## Extracted material
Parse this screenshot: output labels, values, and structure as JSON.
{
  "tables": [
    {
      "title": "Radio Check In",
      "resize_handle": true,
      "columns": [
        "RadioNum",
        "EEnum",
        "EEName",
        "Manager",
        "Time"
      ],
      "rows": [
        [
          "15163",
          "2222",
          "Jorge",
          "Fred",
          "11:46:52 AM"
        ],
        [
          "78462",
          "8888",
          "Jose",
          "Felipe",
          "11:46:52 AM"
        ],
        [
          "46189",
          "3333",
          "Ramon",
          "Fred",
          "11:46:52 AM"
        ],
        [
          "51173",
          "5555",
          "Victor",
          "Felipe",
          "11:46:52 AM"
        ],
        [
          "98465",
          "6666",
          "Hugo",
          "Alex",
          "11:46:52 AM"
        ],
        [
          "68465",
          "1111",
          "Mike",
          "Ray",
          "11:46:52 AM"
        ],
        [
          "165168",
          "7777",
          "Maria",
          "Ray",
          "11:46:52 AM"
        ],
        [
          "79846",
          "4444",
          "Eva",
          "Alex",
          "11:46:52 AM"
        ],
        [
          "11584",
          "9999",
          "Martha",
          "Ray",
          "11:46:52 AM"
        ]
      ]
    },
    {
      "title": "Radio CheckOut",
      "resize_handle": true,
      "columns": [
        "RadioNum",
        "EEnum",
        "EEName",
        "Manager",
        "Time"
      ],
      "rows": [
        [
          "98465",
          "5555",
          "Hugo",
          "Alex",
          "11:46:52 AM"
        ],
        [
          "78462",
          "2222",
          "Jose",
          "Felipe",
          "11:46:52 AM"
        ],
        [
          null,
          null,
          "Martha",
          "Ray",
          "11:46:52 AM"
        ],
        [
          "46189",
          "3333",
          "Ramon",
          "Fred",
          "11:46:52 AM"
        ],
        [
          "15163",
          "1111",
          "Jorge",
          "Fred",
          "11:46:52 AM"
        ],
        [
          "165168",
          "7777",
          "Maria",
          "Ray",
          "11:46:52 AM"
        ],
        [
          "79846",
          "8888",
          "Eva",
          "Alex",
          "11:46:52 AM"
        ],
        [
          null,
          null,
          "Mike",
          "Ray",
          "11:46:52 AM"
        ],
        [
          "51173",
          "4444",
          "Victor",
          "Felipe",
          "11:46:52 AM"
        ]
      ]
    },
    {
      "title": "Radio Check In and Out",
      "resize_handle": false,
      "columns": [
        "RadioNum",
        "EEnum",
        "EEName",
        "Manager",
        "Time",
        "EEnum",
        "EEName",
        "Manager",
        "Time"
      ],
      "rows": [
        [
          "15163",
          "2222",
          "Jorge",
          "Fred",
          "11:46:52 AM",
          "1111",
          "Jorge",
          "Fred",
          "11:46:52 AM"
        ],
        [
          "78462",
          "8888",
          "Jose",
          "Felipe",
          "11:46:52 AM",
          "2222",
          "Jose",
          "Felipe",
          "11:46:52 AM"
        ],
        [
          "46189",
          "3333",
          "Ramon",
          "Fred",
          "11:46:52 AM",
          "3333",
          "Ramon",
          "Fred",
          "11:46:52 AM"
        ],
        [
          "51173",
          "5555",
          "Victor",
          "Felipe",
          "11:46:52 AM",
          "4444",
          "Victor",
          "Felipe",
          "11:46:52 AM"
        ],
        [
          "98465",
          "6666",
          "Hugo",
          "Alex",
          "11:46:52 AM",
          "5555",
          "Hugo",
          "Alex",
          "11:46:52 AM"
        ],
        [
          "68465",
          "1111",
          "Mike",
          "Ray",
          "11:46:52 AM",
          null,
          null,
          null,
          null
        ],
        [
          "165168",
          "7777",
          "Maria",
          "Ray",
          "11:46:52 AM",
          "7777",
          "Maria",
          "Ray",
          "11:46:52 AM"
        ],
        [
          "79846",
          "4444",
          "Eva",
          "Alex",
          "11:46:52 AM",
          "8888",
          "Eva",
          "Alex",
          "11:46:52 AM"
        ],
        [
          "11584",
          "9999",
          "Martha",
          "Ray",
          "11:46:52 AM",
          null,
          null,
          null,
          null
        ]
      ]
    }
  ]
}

## Exercise aim
The records above should be repeated in full, exactly as given.

## Result of this exercise
Parse this screenshot: output labels, values, and structure as JSON.
{
  "tables": [
    {
      "title": "Radio Check In",
      "resize_handle": true,
      "columns": [
        "RadioNum",
        "EEnum",
        "EEName",
        "Manager",
        "Time"
      ],
      "rows": [
        [
          "15163",
          "2222",
          "Jorge",
          "Fred",
          "11:46:52 AM"
        ],
        [
          "78462",
          "8888",
          "Jose",
          "Felipe",
          "11:46:52 AM"
        ],
        [
          "46189",
          "3333",
          "Ramon",
          "Fred",
          "11:46:52 AM"
        ],
        [
          "51173",
          "5555",
          "Victor",
          "Felipe",
          "11:46:52 AM"
        ],
        [
          "98465",
          "6666",
          "Hugo",
          "Alex",
          "11:46:52 AM"
        ],
        [
          "68465",
          "1111",
          "Mike",
          "Ray",
          "11:46:52 AM"
        ],
        [
          "165168",
          "7777",
          "Maria",
          "Ray",
          "11:46:52 AM"
        ],
        [
          "79846",
          "4444",
          "Eva",
          "Alex",
          "11:46:52 AM"
        ],
        [
          "11584",
          "9999",
          "Martha",
          "Ray",
          "11:46:52 AM"
        ]
      ]
    },
    {
      "title": "Radio CheckOut",
      "resize_handle": true,
      "columns": [
        "RadioNum",
        "EEnum",
        "EEName",
        "Manager",
        "Time"
      ],
      "rows": [
        [
          "98465",
          "5555",
          "Hugo",
          "Alex",
          "11:46:52 AM"
        ],
        [
          "78462",
          "2222",
          "Jose",
          "Felipe",
          "11:46:52 AM"
        ],
        [
          null,
          null,
          "Martha",
          "Ray",
          "11:46:52 AM"
        ],
        [
          "46189",
          "3333",
          "Ramon",
          "Fred",
          "11:46:52 AM"
        ],
        [
          "15163",
          "1111",
          "Jorge",
          "Fred",
          "11:46:52 AM"
        ],
        [
          "165168",
          "7777",
          "Maria",
          "Ray",
          "11:46:52 AM"
        ],
        [
          "79846",
          "8888",
          "Eva",
          "Alex",
          "11:46:52 AM"
        ],
        [
          null,
          null,
          "Mike",
          "Ray",
          "11:46:52 AM"
        ],
        [
          "51173",
          "4444",
          "Victor",
          "Felipe",
          "11:46:52 AM"
        ]
      ]
    },
    {
      "title": "Radio Check In and Out",
      "resize_handle": false,
      "columns": [
        "RadioNum",
        "EEnum",
        "EEName",
        "Manager",
        "Time",
        "EEnum",
        "EEName",
        "Manager",
        "Time"
      ],
      "rows": [
        [
          "15163",
          "2222",
          "Jorge",
          "Fred",
          "11:46:52 AM",
          "1111",
          "Jorge",
          "Fred",
          "11:46:52 AM"
        ],
        [
          "78462",
          "8888",
          "Jose",
          "Felipe",
          "11:46:52 AM",
          "2222",
          "Jose",
          "Felipe",
          "11:46:52 AM"
        ],
        [
          "46189",
          "3333",
          "Ramon",
          "Fred",
          "11:46:52 AM",
          "3333",
          "Ramon",
          "Fred",
          "11:46:52 AM"
        ],
        [
          "51173",
          "5555",
          "Victor",
          "Felipe",
          "11:46:52 AM",
          "4444",
          "Victor",
          "Felipe",
          "11:46:52 AM"
        ],
        [
          "98465",
          "6666",
          "Hugo",
          "Alex",
          "11:46:52 AM",
          "5555",
          "Hugo",
          "Alex",
          "11:46:52 AM"
        ],
        [
          "68465",
          "1111",
          "Mike",
          "Ray",
          "11:46:52 AM",
          null,
          null,
          null,
          null
        ],
        [
          "165168",
          "7777",
          "Maria",
          "Ray",
          "11:46:52 AM",
          "7777",
          "Maria",
          "Ray",
          "11:46:52 AM"
        ],
        [
          "79846",
          "4444",
          "Eva",
          "Alex",
          "11:46:52 AM",
          "8888",
          "Eva",
          "Alex",
          "11:46:52 AM"
        ],
        [
          "11584",
          "9999",
          "Martha",
          "Ray",
          "11:46:52 AM",
          null,
          null,
          null,
          null
        ]
      ]
    }
  ]
}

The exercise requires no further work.